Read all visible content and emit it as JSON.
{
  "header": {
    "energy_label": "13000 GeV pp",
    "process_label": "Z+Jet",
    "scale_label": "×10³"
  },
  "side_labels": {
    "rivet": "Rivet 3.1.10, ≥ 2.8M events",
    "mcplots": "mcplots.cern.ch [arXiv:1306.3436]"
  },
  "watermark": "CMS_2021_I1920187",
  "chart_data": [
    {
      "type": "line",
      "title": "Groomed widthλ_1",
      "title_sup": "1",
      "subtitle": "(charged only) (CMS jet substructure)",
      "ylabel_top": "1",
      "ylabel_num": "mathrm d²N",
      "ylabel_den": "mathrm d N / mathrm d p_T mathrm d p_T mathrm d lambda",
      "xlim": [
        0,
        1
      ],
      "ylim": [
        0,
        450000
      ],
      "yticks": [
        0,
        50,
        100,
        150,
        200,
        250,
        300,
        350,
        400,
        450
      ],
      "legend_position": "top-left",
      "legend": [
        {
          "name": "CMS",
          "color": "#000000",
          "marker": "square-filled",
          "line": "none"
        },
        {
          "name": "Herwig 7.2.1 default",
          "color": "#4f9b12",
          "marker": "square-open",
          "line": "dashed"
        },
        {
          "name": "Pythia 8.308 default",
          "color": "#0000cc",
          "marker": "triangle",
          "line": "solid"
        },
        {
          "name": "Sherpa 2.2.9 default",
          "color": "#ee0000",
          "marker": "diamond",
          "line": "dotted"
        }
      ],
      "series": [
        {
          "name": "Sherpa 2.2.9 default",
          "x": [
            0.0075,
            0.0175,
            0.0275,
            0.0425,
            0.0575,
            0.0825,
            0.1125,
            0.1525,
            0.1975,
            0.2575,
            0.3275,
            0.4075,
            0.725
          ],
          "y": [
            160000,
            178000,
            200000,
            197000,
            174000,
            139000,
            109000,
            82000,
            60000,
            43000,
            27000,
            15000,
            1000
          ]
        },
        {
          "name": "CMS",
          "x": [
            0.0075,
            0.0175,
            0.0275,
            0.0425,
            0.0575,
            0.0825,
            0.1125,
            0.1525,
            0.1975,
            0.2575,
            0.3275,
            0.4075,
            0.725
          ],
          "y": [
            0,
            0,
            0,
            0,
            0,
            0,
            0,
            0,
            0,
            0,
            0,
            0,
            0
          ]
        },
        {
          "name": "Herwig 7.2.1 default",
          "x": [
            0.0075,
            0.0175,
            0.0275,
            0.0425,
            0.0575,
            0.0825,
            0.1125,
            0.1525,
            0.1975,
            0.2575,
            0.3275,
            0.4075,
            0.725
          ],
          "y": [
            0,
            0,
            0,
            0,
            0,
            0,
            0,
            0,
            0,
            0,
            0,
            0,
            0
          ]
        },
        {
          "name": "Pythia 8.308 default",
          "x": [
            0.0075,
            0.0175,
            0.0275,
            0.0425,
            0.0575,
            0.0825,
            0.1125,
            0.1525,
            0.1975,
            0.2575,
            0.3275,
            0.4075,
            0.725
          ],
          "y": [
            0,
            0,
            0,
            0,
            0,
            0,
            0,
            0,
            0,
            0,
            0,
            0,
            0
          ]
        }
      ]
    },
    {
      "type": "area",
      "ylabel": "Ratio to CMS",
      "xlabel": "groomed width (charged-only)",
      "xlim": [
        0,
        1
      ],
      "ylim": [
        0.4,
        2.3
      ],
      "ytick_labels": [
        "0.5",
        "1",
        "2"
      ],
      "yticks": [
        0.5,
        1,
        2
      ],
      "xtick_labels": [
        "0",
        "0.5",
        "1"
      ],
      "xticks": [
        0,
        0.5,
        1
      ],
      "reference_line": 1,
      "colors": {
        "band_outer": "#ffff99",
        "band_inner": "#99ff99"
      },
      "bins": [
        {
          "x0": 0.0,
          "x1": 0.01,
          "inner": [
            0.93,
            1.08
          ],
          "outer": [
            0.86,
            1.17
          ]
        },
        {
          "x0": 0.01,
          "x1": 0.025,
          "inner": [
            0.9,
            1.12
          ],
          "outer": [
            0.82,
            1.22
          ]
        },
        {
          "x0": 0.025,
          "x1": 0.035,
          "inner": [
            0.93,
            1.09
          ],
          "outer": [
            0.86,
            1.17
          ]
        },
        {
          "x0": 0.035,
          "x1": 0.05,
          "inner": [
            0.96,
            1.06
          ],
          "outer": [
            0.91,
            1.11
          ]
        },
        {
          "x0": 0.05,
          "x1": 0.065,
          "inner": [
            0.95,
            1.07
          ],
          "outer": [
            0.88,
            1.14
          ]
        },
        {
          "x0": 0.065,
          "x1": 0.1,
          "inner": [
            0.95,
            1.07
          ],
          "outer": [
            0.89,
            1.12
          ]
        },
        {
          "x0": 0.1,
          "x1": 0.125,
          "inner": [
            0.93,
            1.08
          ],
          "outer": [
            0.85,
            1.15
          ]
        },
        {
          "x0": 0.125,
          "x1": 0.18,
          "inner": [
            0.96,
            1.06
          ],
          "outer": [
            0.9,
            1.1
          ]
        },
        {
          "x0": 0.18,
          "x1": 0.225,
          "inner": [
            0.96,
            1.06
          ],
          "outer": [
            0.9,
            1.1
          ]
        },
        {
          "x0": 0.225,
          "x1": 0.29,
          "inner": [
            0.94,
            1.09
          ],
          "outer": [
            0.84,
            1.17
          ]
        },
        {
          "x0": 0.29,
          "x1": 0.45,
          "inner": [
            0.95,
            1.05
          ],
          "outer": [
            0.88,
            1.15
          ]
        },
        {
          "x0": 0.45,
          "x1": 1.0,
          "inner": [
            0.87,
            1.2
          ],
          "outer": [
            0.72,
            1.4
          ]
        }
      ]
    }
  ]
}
* * * * *
## BRIEF:
Examine the records and pull out every line where the string "marker" occurs.

## ANSWER:
          "marker": "square-filled",
          "marker": "square-open",
          "marker": "triangle",
          "marker": "diamond",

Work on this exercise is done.